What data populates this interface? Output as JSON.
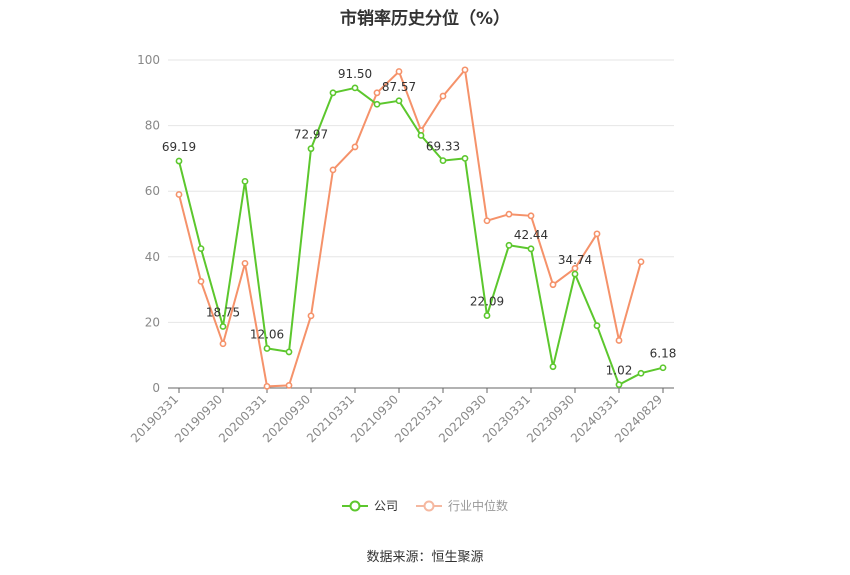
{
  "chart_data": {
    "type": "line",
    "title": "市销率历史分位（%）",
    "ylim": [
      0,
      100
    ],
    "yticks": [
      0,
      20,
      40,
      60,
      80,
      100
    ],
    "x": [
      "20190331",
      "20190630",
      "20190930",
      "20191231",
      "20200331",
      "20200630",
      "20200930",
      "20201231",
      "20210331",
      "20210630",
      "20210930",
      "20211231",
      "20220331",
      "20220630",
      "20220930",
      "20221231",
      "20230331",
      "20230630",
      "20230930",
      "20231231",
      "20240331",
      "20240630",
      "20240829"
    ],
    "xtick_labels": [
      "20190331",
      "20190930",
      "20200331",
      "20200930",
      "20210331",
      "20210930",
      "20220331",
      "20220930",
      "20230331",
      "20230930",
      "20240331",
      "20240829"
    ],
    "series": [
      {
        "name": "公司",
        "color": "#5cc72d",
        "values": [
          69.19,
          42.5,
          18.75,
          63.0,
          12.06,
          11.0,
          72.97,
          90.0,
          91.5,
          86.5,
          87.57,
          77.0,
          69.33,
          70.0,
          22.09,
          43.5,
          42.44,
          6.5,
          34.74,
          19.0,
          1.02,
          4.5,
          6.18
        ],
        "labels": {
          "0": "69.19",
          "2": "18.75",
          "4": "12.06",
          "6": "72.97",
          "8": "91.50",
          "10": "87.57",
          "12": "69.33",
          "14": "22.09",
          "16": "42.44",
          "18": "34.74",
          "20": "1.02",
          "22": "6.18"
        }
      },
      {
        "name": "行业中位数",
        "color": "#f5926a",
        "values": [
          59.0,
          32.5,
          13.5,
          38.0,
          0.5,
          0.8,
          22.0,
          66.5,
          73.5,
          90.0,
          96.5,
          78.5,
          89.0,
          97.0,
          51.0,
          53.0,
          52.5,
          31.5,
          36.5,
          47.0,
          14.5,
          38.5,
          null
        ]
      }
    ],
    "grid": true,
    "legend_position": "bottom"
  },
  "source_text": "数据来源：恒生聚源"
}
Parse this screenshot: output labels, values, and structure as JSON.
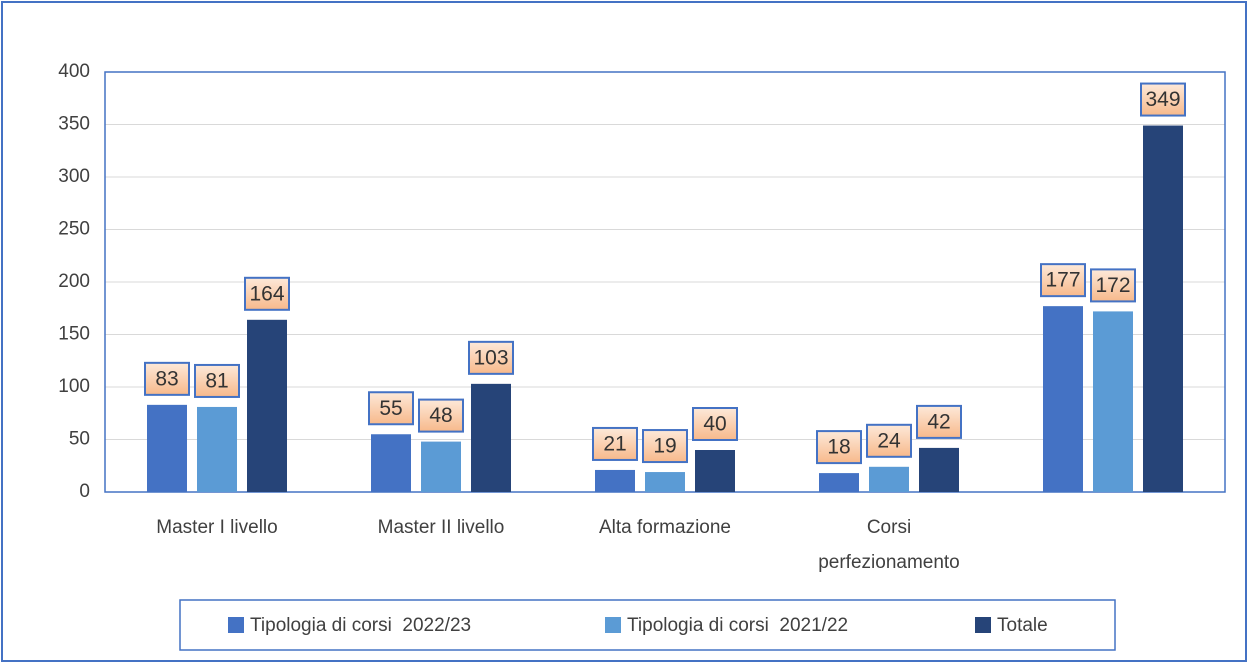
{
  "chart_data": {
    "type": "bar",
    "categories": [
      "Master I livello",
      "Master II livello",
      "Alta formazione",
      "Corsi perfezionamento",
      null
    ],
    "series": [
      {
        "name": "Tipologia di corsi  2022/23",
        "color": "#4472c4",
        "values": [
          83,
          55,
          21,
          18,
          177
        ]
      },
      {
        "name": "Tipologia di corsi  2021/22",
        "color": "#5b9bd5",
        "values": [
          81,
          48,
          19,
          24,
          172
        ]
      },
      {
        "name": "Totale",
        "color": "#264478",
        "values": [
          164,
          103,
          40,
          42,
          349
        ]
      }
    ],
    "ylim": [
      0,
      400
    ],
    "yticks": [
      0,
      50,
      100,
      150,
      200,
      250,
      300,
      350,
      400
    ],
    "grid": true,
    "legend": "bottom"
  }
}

============================================================

Find every line above that contains the word "Tipologia", and return each one.

* SOLVED PROBLEM *
        "name": "Tipologia di corsi  2022/23",
        "name": "Tipologia di corsi  2021/22",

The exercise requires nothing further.